→ What needs to be done:
In how many lines does the string "пройти" appear? Answer with the number only.

→ Task material:
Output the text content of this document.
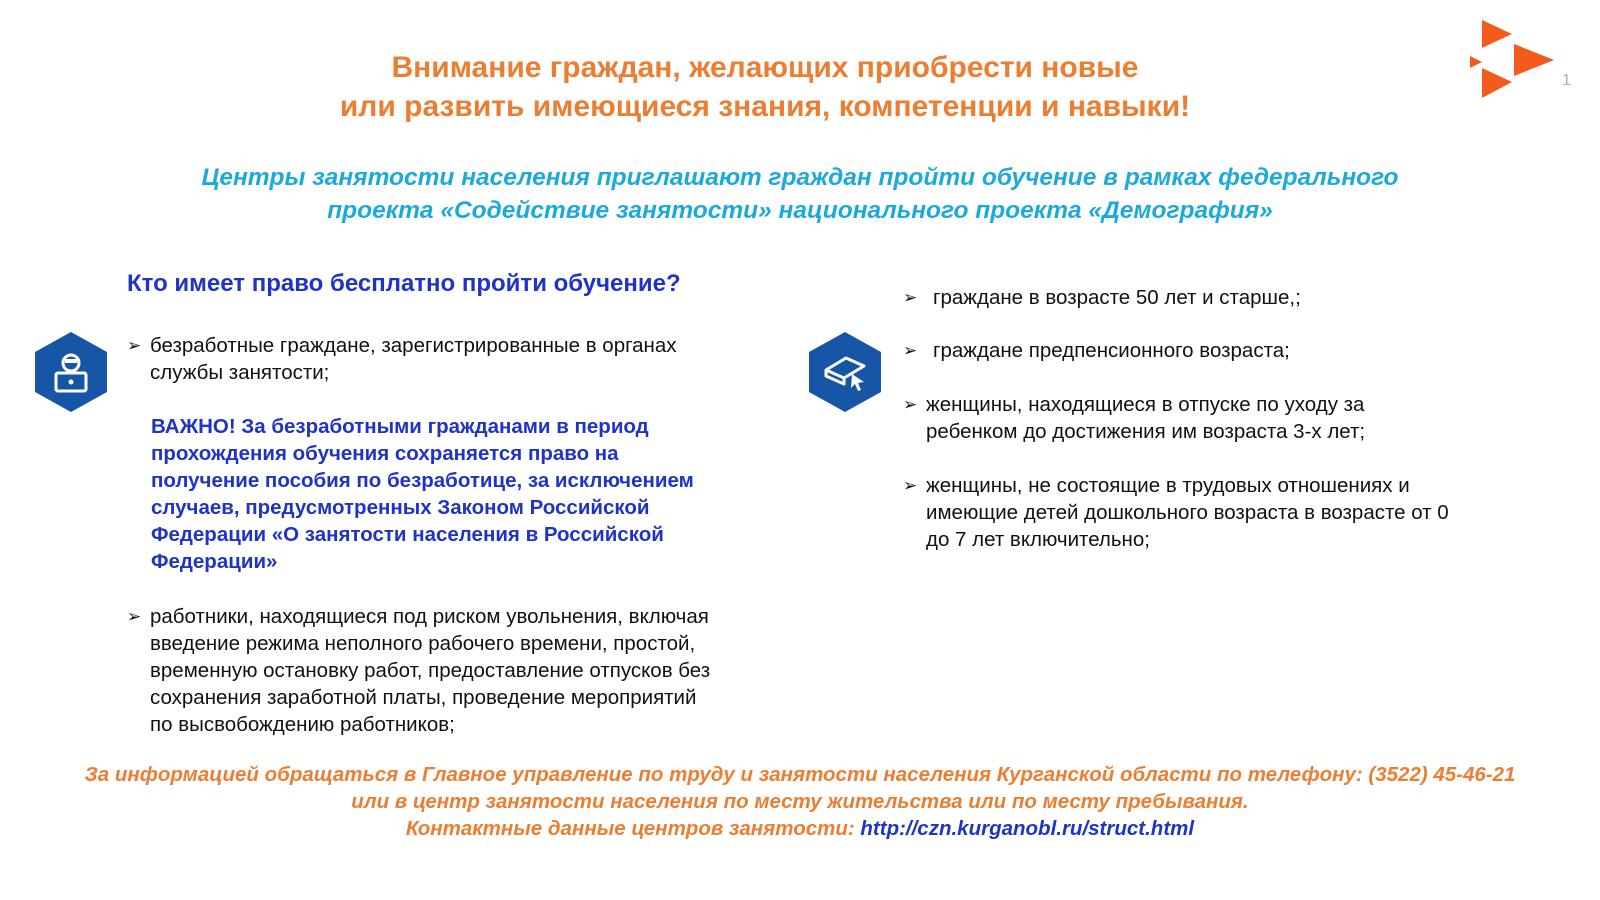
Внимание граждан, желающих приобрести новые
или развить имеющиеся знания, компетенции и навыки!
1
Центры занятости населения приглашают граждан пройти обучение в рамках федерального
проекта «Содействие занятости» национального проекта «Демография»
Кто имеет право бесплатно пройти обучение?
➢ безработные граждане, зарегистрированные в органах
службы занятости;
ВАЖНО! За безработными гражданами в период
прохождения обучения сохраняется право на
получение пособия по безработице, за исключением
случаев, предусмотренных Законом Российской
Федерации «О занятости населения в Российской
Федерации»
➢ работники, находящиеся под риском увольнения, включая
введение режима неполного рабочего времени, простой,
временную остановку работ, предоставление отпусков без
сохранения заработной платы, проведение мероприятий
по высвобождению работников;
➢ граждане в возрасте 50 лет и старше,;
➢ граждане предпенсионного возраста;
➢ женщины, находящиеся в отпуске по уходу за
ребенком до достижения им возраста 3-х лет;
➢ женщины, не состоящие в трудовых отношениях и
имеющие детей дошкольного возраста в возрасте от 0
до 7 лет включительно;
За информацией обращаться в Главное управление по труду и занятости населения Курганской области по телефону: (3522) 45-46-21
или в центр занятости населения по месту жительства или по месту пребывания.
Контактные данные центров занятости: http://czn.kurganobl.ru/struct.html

→ Finished task:
2